*What to do*
Count every line that has the word "JSON". Give the number, without anything more.

===============

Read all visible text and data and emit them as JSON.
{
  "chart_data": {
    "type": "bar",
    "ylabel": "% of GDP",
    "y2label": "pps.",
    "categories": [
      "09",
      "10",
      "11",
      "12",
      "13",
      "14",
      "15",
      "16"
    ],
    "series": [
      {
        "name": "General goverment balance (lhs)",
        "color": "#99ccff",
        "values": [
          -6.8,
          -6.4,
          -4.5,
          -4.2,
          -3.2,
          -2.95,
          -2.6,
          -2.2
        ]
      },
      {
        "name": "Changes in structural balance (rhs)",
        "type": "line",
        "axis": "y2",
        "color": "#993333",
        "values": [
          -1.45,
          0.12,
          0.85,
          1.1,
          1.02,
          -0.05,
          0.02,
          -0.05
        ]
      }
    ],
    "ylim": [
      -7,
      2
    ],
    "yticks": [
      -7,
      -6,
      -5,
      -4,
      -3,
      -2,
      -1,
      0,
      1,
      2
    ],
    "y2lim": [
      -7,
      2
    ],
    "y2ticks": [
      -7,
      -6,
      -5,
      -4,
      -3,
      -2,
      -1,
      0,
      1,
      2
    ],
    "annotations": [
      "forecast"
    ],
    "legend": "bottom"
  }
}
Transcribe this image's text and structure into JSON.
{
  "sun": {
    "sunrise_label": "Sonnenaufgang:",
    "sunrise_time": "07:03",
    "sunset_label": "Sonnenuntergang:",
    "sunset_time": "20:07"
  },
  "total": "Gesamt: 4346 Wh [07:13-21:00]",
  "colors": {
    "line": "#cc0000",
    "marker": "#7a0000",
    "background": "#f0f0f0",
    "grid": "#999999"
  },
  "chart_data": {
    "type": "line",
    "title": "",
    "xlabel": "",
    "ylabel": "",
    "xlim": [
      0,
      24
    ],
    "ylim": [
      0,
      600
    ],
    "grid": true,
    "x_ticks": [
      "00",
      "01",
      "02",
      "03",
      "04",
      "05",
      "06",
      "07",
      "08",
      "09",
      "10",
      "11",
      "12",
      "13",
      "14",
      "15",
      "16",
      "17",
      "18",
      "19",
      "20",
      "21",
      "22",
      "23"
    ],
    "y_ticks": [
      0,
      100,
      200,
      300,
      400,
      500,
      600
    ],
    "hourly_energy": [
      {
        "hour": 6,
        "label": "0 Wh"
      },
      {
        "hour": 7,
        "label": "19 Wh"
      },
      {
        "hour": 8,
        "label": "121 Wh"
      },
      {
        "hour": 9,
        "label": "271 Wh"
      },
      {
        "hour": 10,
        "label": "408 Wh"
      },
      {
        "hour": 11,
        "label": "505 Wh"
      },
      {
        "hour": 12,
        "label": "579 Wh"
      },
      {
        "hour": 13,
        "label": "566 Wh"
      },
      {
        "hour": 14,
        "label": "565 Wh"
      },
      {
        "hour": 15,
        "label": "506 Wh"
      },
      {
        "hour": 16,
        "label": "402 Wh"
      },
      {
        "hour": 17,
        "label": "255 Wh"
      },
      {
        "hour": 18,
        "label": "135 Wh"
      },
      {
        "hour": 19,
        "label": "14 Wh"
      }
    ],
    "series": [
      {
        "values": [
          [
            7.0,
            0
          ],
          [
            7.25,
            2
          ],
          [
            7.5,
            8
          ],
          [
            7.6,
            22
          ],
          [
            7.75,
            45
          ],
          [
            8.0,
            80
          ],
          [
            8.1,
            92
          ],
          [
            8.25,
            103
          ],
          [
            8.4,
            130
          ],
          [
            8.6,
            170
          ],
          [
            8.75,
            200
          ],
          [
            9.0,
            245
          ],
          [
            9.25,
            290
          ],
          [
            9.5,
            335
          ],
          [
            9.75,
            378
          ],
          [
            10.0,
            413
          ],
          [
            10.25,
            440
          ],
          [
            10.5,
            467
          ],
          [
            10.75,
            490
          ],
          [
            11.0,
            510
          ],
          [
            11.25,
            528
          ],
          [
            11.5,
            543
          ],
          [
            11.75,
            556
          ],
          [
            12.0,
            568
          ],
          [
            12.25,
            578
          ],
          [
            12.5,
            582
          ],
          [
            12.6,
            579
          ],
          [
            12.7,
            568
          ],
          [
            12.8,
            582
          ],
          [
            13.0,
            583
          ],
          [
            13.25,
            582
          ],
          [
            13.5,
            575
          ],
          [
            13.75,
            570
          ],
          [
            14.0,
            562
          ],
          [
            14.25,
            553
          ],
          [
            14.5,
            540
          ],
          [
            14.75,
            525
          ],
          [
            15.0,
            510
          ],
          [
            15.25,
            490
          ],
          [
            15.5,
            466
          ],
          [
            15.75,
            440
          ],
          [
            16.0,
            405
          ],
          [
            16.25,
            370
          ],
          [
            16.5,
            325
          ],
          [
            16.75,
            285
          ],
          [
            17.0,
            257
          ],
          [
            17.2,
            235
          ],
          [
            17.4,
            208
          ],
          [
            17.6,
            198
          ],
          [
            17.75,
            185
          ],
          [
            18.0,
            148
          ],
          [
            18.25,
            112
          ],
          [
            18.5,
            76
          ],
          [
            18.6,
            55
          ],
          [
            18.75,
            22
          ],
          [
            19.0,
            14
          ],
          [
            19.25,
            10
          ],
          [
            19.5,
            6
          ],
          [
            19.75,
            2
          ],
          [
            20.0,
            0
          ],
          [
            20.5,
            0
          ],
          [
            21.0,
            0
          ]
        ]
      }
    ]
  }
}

===============

*Full response*
2